*What to do*
Your answer is every line of the material below in which the string "Policosanols" occurs.

*Input material*
◆ ◆ ◆ ◆

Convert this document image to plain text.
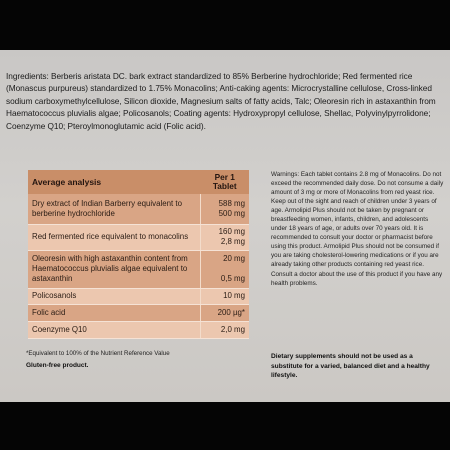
Ingredients: Berberis aristata DC. bark extract standardized to 85% Berberine hydrochloride; Red fermented rice (Monascus purpureus) standardized to 1.75% Monacolins; Anti-caking agents: Microcrystalline cellulose, Cross-linked sodium carboxymethylcellulose, Silicon dioxide, Magnesium salts of fatty acids, Talc; Oleoresin rich in astaxanthin from Haematococcus pluvialis algae; Policosanols; Coating agents: Hydroxypropyl cellulose, Shellac, Polyvinylpyrrolidone; Coenzyme Q10; Pteroylmonoglutamic acid (Folic acid).

Average analysis	Per 1 Tablet
Dry extract of Indian Barberry equivalent to berberine hydrochloride	588 mg
500 mg
Red fermented rice equivalent to monacolins	160 mg
2,8 mg
Oleoresin with high astaxanthin content from Haematococcus pluvialis algae equivalent to astaxanthin	20 mg

0,5 mg
Policosanols	10 mg
Folic acid	200 µg*
Coenzyme Q10	2,0 mg

Warnings: Each tablet contains 2.8 mg of Monacolins. Do not exceed the recommended daily dose. Do not consume a daily amount of 3 mg or more of Monacolins from red yeast rice. Keep out of the sight and reach of children under 3 years of age. Armolipid Plus should not be taken by pregnant or breastfeeding women, infants, children, and adolescents under 18 years of age, or adults over 70 years old. It is recommended to consult your doctor or pharmacist before using this product. Armolipid Plus should not be consumed if you are taking cholesterol-lowering medications or if you are already taking other products containing red yeast rice. Consult a doctor about the use of this product if you have any health problems.

*Equivalent to 100% of the Nutrient Reference Value

Gluten-free product.

Dietary supplements should not be used as a substitute for a varied, balanced diet and a healthy lifestyle.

◆ ◆ ◆ ◆

*Exercise answer*
Ingredients: Berberis aristata DC. bark extract standardized to 85% Berberine hydrochloride; Red fermented rice (Monascus purpureus) standardized to 1.75% Monacolins; Anti-caking agents: Microcrystalline cellulose, Cross-linked sodium carboxymethylcellulose, Silicon dioxide, Magnesium salts of fatty acids, Talc; Oleoresin rich in astaxanthin from Haematococcus pluvialis algae; Policosanols; Coating agents: Hydroxypropyl cellulose, Shellac, Polyvinylpyrrolidone; Coenzyme Q10; Pteroylmonoglutamic acid (Folic acid).
Policosanols	10 mg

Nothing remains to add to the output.